Work required: Find every line in the records below that holds the word "influenced" and copy it.

** Begin Records provided **

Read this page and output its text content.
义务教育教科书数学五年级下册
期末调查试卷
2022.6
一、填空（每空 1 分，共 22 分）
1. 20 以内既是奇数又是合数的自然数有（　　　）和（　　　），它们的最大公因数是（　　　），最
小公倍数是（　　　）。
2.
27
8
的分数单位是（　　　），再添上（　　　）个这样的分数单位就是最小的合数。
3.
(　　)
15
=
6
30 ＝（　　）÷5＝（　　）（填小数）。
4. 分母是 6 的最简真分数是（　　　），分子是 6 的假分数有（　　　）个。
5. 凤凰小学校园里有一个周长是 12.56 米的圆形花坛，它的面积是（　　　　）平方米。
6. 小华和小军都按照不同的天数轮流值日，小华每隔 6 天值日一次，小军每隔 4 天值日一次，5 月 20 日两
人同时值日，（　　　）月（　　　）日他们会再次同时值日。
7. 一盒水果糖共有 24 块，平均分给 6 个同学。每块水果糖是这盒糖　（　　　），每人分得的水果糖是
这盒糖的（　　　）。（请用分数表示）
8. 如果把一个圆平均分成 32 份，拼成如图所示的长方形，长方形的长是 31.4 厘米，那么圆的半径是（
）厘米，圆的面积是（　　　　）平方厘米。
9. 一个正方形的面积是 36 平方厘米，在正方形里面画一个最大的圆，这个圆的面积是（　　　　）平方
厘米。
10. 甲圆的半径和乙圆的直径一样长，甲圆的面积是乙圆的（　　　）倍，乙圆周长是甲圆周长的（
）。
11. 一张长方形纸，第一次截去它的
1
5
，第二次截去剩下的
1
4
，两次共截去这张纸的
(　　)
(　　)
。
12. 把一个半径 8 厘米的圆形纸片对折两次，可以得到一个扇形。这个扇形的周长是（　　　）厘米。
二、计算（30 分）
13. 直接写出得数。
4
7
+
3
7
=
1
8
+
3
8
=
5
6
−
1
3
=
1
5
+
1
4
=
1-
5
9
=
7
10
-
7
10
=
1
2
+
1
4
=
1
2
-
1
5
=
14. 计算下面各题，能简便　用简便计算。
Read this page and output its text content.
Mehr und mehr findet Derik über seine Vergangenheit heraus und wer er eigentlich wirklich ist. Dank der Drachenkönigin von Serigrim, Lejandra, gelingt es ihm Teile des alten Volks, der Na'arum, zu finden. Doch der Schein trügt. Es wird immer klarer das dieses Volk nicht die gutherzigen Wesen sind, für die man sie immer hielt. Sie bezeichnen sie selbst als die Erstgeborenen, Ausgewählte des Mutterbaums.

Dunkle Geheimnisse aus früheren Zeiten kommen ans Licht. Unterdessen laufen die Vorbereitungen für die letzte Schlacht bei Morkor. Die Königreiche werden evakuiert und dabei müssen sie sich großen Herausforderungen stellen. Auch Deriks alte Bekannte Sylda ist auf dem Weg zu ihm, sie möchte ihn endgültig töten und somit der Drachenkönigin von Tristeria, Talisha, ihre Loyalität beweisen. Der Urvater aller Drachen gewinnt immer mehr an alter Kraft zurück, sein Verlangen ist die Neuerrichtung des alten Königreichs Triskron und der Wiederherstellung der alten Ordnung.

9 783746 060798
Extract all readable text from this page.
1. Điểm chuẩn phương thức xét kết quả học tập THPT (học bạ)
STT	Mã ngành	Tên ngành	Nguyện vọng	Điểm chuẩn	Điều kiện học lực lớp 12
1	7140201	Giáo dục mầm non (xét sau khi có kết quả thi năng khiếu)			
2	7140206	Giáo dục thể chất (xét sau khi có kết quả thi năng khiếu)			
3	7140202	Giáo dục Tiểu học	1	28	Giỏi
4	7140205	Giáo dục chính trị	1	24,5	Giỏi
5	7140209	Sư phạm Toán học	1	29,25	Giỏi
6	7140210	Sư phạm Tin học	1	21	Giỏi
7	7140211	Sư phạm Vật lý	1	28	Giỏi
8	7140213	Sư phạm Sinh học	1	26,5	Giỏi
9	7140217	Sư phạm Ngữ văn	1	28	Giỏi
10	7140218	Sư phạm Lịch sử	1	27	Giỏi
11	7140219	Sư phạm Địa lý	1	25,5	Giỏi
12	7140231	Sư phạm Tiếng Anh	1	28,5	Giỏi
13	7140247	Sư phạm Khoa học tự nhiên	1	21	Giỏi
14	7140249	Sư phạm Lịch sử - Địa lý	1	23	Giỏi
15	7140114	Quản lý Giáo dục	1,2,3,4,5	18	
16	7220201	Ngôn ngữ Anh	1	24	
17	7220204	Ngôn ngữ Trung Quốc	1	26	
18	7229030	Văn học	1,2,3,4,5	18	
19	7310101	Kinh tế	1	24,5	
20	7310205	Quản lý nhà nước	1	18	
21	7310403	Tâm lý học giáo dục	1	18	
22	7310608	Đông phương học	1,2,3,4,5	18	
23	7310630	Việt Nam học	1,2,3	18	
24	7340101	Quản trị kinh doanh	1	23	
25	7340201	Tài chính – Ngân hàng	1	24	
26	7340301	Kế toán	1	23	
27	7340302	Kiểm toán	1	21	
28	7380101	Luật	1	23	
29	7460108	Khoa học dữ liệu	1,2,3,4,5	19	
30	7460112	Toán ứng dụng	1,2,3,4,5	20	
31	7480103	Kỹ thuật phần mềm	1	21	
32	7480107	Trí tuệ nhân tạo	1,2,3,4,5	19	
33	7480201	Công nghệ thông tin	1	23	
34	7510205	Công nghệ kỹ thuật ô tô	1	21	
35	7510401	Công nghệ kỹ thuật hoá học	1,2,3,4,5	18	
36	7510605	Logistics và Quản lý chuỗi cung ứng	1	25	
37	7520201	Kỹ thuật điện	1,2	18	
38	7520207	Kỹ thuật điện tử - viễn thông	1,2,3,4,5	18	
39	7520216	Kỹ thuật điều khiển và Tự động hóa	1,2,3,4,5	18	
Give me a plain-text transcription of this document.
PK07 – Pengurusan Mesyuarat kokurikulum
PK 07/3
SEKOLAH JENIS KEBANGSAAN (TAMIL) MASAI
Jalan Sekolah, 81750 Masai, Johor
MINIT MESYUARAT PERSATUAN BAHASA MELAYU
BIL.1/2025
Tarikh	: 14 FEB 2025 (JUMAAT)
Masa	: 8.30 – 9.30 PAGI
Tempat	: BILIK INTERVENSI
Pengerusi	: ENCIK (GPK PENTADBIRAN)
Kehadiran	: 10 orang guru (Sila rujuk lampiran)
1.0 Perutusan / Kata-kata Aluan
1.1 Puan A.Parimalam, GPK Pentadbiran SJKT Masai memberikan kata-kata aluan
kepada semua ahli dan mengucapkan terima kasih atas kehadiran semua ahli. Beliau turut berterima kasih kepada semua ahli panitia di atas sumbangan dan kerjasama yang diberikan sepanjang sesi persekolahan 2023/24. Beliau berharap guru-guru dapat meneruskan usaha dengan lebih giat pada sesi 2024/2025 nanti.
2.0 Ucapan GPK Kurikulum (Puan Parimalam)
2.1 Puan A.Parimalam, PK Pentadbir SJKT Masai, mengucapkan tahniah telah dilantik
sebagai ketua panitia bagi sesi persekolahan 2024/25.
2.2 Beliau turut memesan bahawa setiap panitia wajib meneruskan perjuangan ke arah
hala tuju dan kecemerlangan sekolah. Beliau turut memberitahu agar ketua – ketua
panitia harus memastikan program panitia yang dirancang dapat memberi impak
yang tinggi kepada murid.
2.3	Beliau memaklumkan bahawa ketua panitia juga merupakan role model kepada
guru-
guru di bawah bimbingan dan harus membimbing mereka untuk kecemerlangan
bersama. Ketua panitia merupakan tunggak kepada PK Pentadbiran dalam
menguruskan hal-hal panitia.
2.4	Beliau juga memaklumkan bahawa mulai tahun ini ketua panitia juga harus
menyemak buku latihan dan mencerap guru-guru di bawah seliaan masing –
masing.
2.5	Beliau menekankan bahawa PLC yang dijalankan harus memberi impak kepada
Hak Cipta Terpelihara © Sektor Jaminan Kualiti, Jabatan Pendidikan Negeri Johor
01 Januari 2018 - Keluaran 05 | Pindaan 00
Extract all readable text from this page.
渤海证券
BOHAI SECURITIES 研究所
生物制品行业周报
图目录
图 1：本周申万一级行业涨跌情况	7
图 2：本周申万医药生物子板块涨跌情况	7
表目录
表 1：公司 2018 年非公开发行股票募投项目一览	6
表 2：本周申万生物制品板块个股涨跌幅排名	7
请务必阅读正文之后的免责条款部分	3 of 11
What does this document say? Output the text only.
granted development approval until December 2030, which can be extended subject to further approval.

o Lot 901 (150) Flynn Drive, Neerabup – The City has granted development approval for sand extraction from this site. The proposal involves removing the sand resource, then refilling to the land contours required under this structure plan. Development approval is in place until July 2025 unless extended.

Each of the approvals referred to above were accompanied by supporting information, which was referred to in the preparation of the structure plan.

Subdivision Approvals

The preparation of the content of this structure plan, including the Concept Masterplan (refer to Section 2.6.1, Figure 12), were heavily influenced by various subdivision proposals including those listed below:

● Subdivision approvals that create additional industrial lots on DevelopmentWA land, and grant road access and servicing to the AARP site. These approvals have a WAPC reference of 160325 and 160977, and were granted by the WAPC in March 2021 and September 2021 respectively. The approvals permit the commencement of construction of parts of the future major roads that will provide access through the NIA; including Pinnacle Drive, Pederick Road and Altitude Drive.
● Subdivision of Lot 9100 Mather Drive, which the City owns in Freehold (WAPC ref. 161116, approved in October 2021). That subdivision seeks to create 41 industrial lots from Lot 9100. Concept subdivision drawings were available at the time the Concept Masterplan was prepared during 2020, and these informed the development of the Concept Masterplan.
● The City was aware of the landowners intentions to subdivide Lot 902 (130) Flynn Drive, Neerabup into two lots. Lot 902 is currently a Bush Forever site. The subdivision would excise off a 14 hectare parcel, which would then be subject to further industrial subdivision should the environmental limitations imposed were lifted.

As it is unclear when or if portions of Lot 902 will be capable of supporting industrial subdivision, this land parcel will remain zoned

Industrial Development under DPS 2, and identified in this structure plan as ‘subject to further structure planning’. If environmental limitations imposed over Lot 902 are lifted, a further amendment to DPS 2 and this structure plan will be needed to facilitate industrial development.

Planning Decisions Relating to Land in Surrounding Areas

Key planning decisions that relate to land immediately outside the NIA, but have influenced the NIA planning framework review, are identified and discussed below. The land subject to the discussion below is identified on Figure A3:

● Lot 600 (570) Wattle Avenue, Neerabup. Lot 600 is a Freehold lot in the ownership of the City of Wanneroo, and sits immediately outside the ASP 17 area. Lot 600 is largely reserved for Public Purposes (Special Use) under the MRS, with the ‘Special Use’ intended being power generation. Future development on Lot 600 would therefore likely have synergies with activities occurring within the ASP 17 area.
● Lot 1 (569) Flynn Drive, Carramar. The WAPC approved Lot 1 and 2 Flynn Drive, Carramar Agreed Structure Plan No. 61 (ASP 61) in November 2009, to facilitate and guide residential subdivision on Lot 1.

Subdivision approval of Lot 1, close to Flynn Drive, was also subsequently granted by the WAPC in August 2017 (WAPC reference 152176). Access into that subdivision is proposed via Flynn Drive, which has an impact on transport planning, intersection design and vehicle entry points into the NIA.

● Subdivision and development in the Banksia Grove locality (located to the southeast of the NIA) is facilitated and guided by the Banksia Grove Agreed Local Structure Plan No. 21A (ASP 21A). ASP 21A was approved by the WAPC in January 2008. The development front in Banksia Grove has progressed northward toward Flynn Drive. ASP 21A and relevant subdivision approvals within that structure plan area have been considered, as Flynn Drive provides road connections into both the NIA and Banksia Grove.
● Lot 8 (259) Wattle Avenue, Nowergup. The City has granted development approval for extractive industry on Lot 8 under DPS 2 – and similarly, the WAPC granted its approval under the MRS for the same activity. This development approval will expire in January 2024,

** End Records provided **

Reply:
The preparation of the content of this structure plan, including the Concept Masterplan (refer to Section 2.6.1, Figure 12), were heavily influenced by various subdivision proposals including those listed below:
Key planning decisions that relate to land immediately outside the NIA, but have influenced the NIA planning framework review, are identified and discussed below. The land subject to the discussion below is identified on Figure A3:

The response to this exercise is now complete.